A major airdrop campaign is coming in a bid to expand the Stellar community.
On September 9th, the Stellar Development Foundation — the non-profit organization started in 2014 to help foster the Stellar network — announced it would be giving away up to 2 billion Stellar lumens (XLM) over the next 20 months to users of Keybase, the popular key directory website where people can link their public identities to encryption keys.
The campaign, which will run for a minimum of three months depending on user interest, is set to automatically dispense 100 million XLM — a sum worth roughly $6 million USD at press time — on a monthly basis during the offering to anyone who maintained a verified Keybase account before the airdrop’s announcement.
Why Stellar and Why Now?
In the past, Keybase had initially supported Bitcoin and Zcash addresses. In March 2018, Keybase announced that the Stellar Development Foundation had begun funding the company and that it would “release something big involving Stellar” imminently.
One year later, Keybase unfurled Stellar wallet support within its ecosystem, allowing users to receive and send XLM easily within the company’s encrypted chat system. Now, the newly announced airdrop is the latest meld between the fledgling Stellar community and Keybase, which itself currently boasts more than 300,000 users.

• RECORD EXCERPTS:
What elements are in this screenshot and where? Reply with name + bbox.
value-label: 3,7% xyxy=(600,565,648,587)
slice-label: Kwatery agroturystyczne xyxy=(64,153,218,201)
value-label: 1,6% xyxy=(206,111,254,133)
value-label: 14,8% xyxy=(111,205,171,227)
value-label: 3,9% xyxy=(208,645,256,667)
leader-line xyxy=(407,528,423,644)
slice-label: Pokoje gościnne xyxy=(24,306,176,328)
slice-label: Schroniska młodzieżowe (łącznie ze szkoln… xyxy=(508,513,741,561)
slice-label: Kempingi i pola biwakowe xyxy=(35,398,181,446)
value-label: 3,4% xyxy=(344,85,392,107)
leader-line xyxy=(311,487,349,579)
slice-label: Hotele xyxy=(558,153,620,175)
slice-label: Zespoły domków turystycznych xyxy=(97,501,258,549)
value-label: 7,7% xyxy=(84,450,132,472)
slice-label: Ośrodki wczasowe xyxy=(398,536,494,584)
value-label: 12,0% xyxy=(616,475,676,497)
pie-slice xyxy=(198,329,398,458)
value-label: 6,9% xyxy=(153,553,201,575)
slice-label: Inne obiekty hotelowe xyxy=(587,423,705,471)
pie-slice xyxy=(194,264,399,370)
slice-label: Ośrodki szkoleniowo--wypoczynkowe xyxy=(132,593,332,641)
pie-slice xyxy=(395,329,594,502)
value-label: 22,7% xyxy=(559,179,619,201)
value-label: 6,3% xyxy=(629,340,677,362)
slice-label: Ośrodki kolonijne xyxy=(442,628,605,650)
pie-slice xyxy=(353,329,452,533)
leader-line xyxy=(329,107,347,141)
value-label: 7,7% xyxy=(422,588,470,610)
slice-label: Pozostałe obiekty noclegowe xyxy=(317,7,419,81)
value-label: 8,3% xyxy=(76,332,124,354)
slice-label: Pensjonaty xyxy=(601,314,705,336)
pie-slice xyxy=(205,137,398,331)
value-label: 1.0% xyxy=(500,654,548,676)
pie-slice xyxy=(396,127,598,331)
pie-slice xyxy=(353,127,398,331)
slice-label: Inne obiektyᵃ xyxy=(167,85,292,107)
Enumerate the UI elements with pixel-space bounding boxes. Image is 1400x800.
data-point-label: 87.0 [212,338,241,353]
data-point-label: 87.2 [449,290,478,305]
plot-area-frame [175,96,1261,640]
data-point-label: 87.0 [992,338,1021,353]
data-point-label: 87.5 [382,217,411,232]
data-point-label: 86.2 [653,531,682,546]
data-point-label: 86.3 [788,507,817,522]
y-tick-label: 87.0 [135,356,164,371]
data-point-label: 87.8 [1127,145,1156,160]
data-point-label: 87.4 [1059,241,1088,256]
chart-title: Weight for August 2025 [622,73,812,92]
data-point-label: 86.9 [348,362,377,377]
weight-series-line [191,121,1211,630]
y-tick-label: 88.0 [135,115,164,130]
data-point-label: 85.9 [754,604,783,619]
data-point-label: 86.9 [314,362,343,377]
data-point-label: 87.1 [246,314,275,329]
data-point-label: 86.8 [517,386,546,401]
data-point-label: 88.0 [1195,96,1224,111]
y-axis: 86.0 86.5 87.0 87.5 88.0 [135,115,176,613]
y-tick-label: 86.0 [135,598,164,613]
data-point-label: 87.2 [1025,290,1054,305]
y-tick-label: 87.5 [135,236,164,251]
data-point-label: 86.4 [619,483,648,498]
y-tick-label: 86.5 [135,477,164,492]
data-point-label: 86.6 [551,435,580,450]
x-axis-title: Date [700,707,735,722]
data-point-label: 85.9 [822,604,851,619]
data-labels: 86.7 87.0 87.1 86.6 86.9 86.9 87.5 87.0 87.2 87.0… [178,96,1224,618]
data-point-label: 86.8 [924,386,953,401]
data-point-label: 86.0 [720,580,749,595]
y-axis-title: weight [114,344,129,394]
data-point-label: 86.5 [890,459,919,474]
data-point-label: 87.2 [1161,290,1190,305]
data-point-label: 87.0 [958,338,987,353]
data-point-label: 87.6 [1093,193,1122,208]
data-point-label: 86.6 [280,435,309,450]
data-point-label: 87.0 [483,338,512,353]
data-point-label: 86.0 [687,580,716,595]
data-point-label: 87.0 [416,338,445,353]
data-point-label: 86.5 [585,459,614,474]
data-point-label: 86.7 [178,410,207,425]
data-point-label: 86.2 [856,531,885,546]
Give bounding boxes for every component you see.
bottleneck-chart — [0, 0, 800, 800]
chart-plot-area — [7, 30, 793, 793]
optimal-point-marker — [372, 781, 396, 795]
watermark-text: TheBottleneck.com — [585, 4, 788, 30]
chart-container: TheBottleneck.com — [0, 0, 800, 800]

• WHAT IS NEEDED: Continue the article about the Stellar lumens airdrop to Keybase users from the point where it stops.

• EXERCISE RESULT:
But it’s not just the Keybase audience that the Stellar Development Foundation wants to reach — Keybase also has a bot system that will open up new use cases for XLM, the non-profit said in its Monday announcement:
“Keybase also has a bot-making framework that, combined with the speed and efficiency of Stellar, makes for a lot of awesome possibilities. Recently, a Keybase user made an XLM-based bot called @smsbot. If you send just a tiny bit of XLM to @smsbot, it will reply with a throwaway phone number you can use to receive SMS messages for a short period of time. It’s a really cool example of micropayments in action, and it’s exactly the kind of thing we hope to inspire and enable with this airdrop.”
To this end, Keybase and the Stellar Development Foundation are set to help one another grow for the foreseeable future.
“They’ve gone above and beyond integrating Stellar into their wallet, and their userbase would represent a big step up in usage and adoption for the network,” the non-profit said of Keybase on the news.
Keybase Likes Stellar’s Environmentally-Friendly Design
Last spring, Keybase said it was keen on the Stellar project because its digital currency didn’t require massive amounts of energy to power. Notably, the project relies on the Stellar Consensus Protocol (SCP), which doesn’t use energy-intensive proof-of-work “mining” to secure its network.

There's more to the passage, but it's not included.